_TO-DO LIST_
1. In the court opinion, why is the defendant's amenability to suit decided under Pennsylvania law? Answer in one to three sentences.
2. Continue the court opinion on the fork-lift truck lawsuit, starting after its final sentence.

* Start READING PASSAGE *

Harold F. MEENCH, Jr.

The opinion of the court was delivered by: MASTERSON

 Plaintiff's complaint in this action charges the defendant, hereinafter referred to as Raymond, with negligent manufacture and design of a fork-lift truck. The accident resulting from the alleged negligence occurred on July 28, 1964, in Pennsylvania, while the plaintiff was operating the truck. The subject-matter jurisdiction of this Court has been properly invoked pursuant to Title 28 U.S.C.A. § 1332. The federal venue requirements also have been complied with in accordance with Title 28 U.S.C.A. § 1391(a).

 The defendant moves for summary judgment on the ground that service of process was improper because this court lacks personal jurisdiction over the defendant. It is proper to consider such a motion, when based upon an allegation of a lack of personal jurisdiction, as a motion to dismiss. Cf. Navios Corp. v. National Maritime Union of America, 236 F. Supp. 657, 659 (E.D.Pa., 1964); also, see generally, Moore, Federal Practice, Volume 6, P56.03, pp. 2054, 2055. Plaintiff contends that this Court has personal jurisdiction over Raymond either on the basis of the latter's own entry into Pennsylvania and/or on the basis of its presence here through the person of its alleged agent, F. J. Schindler Co., hereinafter referred to as Schindler, which has its principal place of business in Philadelphia. For reasons discussed below, this Court has concluded that it does not have personal jurisdiction over the defendant. The Court has decided, however, that it will not unconditionally dismiss the action but rather will withhold dismissal for ten days to permit the plaintiff to file a motion to transfer pursuant to Title 28 U.S.C.A. § 1404(a).

 Since this is a diversity action the defendant's amenability to suit here is determined in accordance with the law of Pennsylvania. See, Rachelson v. E. I. duPont deNemours and Co., 257 F. Supp. 257, 258 (E.D.Pa., 1966); Arrowsmith v. United Press International, 320 F.2d 219, 221-224, 6 A.L.R.3d 1072 (C.A. 2, 1963); and, generally Moore, Federal Practice, Volume 2, P4.25(7), pp. 1176-1183, and p. 33 in Supplement. The law relevant to disposition of the case is Pennsylvania Business Corporation Law, Pa.Stat.Ann. Title 15 § 2852-1011, subdivisions B & C, 15 P.S. § 2011. *fn1" As authorized by Rule 4(d)(7) of the Federal Rules of Civil Procedure, the plaintiff served the defendant-corporation pursuant to this statute by serving his complaint upon the Secretary of the Commonwealth and sending a copy of the complaint to the premises of the F. J. Schindler Co. The issue to be decided now is thus the narrow one of whether the defendant's activities in Pennsylvania were such as to satisfy Pennsylvania's statutory standard of "doing business". *fn2"

* End READING PASSAGE *
* Start MATERIAL SUPPLIED *

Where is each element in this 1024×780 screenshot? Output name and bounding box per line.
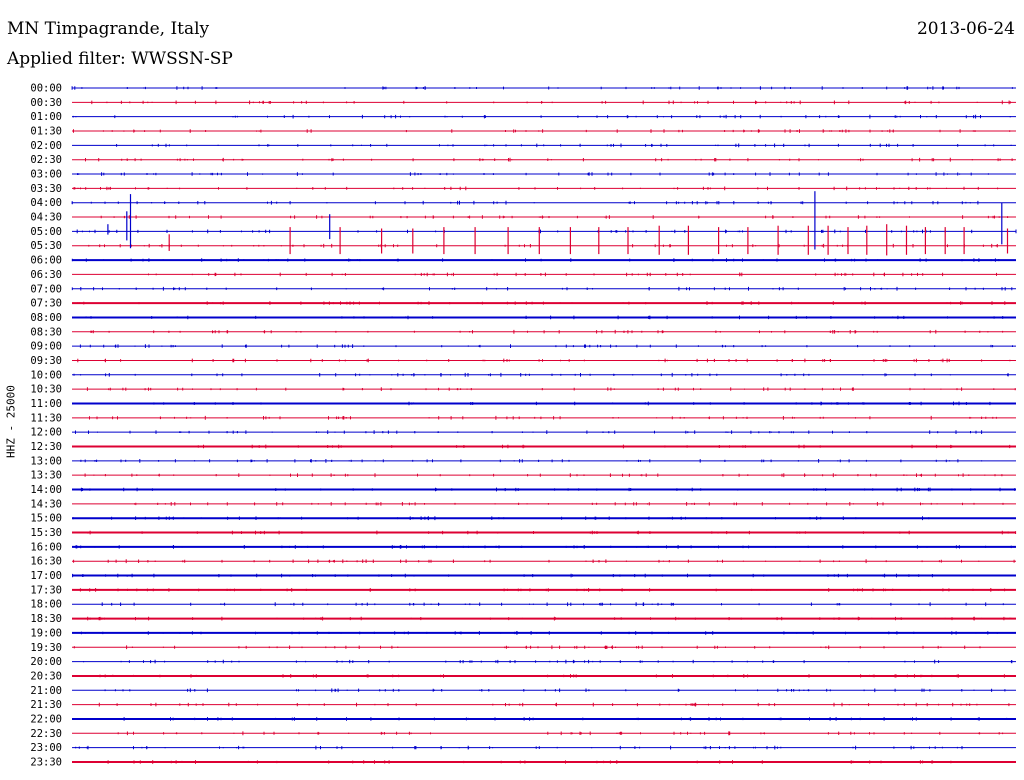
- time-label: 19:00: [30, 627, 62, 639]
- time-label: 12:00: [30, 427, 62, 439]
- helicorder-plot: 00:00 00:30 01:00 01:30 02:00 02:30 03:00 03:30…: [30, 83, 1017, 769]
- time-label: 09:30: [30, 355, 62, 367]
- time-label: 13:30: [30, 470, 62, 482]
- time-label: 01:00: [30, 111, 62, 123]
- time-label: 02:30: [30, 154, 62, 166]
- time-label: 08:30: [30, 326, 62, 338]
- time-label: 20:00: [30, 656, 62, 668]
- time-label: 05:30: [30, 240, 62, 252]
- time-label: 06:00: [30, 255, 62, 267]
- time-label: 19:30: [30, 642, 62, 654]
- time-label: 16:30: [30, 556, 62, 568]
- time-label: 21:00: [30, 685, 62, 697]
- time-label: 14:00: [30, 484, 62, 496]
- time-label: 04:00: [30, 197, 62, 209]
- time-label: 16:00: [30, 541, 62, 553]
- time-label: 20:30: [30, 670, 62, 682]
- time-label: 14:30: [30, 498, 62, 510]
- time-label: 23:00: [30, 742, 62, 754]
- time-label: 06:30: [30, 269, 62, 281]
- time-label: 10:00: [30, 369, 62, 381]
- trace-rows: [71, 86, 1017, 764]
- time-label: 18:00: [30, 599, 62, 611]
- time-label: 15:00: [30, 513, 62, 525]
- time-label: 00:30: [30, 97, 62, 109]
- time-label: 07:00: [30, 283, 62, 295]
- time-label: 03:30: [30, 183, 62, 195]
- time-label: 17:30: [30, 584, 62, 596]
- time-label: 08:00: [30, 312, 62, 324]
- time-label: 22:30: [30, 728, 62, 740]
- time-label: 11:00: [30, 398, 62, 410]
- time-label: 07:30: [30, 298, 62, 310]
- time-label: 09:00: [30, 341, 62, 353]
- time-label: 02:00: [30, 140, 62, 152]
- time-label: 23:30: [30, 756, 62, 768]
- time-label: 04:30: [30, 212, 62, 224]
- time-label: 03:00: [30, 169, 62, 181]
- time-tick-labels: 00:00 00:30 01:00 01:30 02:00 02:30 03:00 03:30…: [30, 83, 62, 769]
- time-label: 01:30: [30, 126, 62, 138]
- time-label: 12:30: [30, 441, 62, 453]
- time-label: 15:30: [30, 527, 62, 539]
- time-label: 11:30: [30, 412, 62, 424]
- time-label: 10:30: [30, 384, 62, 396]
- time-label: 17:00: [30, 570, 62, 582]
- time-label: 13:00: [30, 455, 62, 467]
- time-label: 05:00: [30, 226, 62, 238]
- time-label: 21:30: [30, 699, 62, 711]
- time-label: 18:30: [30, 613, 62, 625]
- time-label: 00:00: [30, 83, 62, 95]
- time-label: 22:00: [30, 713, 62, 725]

* End MATERIAL SUPPLIED *

_RESPONSES_
1. Pennsylvania law governs because this is a diversity action. In such a case, the defendant's amenability to suit in this court is decided under the law of the state where the court sits.

2.
 At the hearing on defendant's motion counsel argued their respective contentions by reference to three affidavits and two oral depositions. *fn3" The following relevant facts were adduced from this evidence:

 (1) Raymond is incorporated in New York. See, Affidavit, Lamb, p. 1;

 (2) Raymond is neither registered to do business in Pennsylvania nor does it have any offices or plants here. See, Affidavit, Lamb, p. 1;

 (3) Raymond sells products in Pennsylvania, and in the rest of the United States. See, Deposition, Lamb, p. 7;

 (4) Raymond does not have salesmen who either make contracts with dealers or sell directly to customers. See, Deposition, Lamb, p. 17.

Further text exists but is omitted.